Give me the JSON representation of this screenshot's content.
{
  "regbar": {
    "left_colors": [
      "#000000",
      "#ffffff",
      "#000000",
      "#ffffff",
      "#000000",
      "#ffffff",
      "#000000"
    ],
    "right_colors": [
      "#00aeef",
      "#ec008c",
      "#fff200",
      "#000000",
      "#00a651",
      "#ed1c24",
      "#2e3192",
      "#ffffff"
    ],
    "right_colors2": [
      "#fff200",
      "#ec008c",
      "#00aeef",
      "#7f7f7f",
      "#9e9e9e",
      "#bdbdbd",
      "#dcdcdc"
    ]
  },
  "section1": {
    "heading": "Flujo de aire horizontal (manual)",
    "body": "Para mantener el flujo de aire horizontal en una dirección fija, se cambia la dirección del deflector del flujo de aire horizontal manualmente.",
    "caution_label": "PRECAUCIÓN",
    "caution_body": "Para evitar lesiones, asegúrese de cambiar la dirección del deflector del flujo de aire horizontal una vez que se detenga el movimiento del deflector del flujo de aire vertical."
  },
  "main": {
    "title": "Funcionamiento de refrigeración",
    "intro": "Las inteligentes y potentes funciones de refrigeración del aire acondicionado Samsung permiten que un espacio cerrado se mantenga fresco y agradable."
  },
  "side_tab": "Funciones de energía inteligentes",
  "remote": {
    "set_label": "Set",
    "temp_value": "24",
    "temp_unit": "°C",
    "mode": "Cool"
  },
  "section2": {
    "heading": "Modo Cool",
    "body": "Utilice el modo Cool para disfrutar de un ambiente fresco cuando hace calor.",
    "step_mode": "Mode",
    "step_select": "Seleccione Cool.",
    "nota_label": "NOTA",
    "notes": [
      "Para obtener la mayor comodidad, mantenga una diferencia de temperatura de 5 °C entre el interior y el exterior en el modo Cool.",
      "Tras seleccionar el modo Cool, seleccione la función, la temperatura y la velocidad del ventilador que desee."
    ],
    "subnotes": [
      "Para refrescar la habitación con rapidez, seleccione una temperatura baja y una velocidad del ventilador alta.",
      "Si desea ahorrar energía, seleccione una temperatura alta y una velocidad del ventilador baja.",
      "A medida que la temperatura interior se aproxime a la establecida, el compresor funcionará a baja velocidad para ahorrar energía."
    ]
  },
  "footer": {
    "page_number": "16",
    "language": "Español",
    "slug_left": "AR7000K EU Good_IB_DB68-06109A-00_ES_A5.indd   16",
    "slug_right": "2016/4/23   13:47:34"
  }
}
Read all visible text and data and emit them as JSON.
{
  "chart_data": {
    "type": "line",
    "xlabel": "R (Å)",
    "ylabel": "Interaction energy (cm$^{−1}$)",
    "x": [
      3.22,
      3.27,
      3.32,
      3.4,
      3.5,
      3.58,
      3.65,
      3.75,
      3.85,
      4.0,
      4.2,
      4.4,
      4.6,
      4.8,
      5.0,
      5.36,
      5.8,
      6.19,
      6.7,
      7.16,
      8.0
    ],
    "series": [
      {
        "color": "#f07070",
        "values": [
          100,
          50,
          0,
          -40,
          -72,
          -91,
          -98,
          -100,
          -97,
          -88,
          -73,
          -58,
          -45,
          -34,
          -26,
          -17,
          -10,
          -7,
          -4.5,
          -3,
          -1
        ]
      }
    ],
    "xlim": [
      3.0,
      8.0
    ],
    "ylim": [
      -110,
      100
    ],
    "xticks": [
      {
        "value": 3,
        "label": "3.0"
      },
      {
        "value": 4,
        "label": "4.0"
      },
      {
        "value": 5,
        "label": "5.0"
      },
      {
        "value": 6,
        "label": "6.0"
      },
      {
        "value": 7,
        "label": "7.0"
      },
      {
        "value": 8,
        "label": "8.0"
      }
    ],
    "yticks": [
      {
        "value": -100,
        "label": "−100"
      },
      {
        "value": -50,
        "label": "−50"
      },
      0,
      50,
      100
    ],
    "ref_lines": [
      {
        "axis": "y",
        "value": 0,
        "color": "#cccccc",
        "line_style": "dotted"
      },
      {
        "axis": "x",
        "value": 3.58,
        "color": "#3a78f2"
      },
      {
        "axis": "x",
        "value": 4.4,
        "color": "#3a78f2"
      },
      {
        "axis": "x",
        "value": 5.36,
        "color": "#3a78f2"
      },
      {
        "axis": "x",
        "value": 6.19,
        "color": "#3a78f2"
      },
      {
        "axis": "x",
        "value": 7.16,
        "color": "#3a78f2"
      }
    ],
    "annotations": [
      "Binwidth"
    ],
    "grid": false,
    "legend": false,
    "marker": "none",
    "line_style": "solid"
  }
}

_ _ _ _ _

WHAT THE TASK ASKS: Your task is to retype all of the records exactly.

REPLY:
Give me the JSON representation of this screenshot's content.
{
  "regbar": {
    "left_colors": [
      "#000000",
      "#ffffff",
      "#000000",
      "#ffffff",
      "#000000",
      "#ffffff",
      "#000000"
    ],
    "right_colors": [
      "#00aeef",
      "#ec008c",
      "#fff200",
      "#000000",
      "#00a651",
      "#ed1c24",
      "#2e3192",
      "#ffffff"
    ],
    "right_colors2": [
      "#fff200",
      "#ec008c",
      "#00aeef",
      "#7f7f7f",
      "#9e9e9e",
      "#bdbdbd",
      "#dcdcdc"
    ]
  },
  "section1": {
    "heading": "Flujo de aire horizontal (manual)",
    "body": "Para mantener el flujo de aire horizontal en una dirección fija, se cambia la dirección del deflector del flujo de aire horizontal manualmente.",
    "caution_label": "PRECAUCIÓN",
    "caution_body": "Para evitar lesiones, asegúrese de cambiar la dirección del deflector del flujo de aire horizontal una vez que se detenga el movimiento del deflector del flujo de aire vertical."
  },
  "main": {
    "title": "Funcionamiento de refrigeración",
    "intro": "Las inteligentes y potentes funciones de refrigeración del aire acondicionado Samsung permiten que un espacio cerrado se mantenga fresco y agradable."
  },
  "side_tab": "Funciones de energía inteligentes",
  "remote": {
    "set_label": "Set",
    "temp_value": "24",
    "temp_unit": "°C",
    "mode": "Cool"
  },
  "section2": {
    "heading": "Modo Cool",
    "body": "Utilice el modo Cool para disfrutar de un ambiente fresco cuando hace calor.",
    "step_mode": "Mode",
    "step_select": "Seleccione Cool.",
    "nota_label": "NOTA",
    "notes": [
      "Para obtener la mayor comodidad, mantenga una diferencia de temperatura de 5 °C entre el interior y el exterior en el modo Cool.",
      "Tras seleccionar el modo Cool, seleccione la función, la temperatura y la velocidad del ventilador que desee."
    ],
    "subnotes": [
      "Para refrescar la habitación con rapidez, seleccione una temperatura baja y una velocidad del ventilador alta.",
      "Si desea ahorrar energía, seleccione una temperatura alta y una velocidad del ventilador baja.",
      "A medida que la temperatura interior se aproxime a la establecida, el compresor funcionará a baja velocidad para ahorrar energía."
    ]
  },
  "footer": {
    "page_number": "16",
    "language": "Español",
    "slug_left": "AR7000K EU Good_IB_DB68-06109A-00_ES_A5.indd   16",
    "slug_right": "2016/4/23   13:47:34"
  }
}
Read all visible text and data and emit them as JSON.
{
  "chart_data": {
    "type": "line",
    "xlabel": "R (Å)",
    "ylabel": "Interaction energy (cm$^{−1}$)",
    "x": [
      3.22,
      3.27,
      3.32,
      3.4,
      3.5,
      3.58,
      3.65,
      3.75,
      3.85,
      4.0,
      4.2,
      4.4,
      4.6,
      4.8,
      5.0,
      5.36,
      5.8,
      6.19,
      6.7,
      7.16,
      8.0
    ],
    "series": [
      {
        "color": "#f07070",
        "values": [
          100,
          50,
          0,
          -40,
          -72,
          -91,
          -98,
          -100,
          -97,
          -88,
          -73,
          -58,
          -45,
          -34,
          -26,
          -17,
          -10,
          -7,
          -4.5,
          -3,
          -1
        ]
      }
    ],
    "xlim": [
      3.0,
      8.0
    ],
    "ylim": [
      -110,
      100
    ],
    "xticks": [
      {
        "value": 3,
        "label": "3.0"
      },
      {
        "value": 4,
        "label": "4.0"
      },
      {
        "value": 5,
        "label": "5.0"
      },
      {
        "value": 6,
        "label": "6.0"
      },
      {
        "value": 7,
        "label": "7.0"
      },
      {
        "value": 8,
        "label": "8.0"
      }
    ],
    "yticks": [
      {
        "value": -100,
        "label": "−100"
      },
      {
        "value": -50,
        "label": "−50"
      },
      0,
      50,
      100
    ],
    "ref_lines": [
      {
        "axis": "y",
        "value": 0,
        "color": "#cccccc",
        "line_style": "dotted"
      },
      {
        "axis": "x",
        "value": 3.58,
        "color": "#3a78f2"
      },
      {
        "axis": "x",
        "value": 4.4,
        "color": "#3a78f2"
      },
      {
        "axis": "x",
        "value": 5.36,
        "color": "#3a78f2"
      },
      {
        "axis": "x",
        "value": 6.19,
        "color": "#3a78f2"
      },
      {
        "axis": "x",
        "value": 7.16,
        "color": "#3a78f2"
      }
    ],
    "annotations": [
      "Binwidth"
    ],
    "grid": false,
    "legend": false,
    "marker": "none",
    "line_style": "solid"
  }
}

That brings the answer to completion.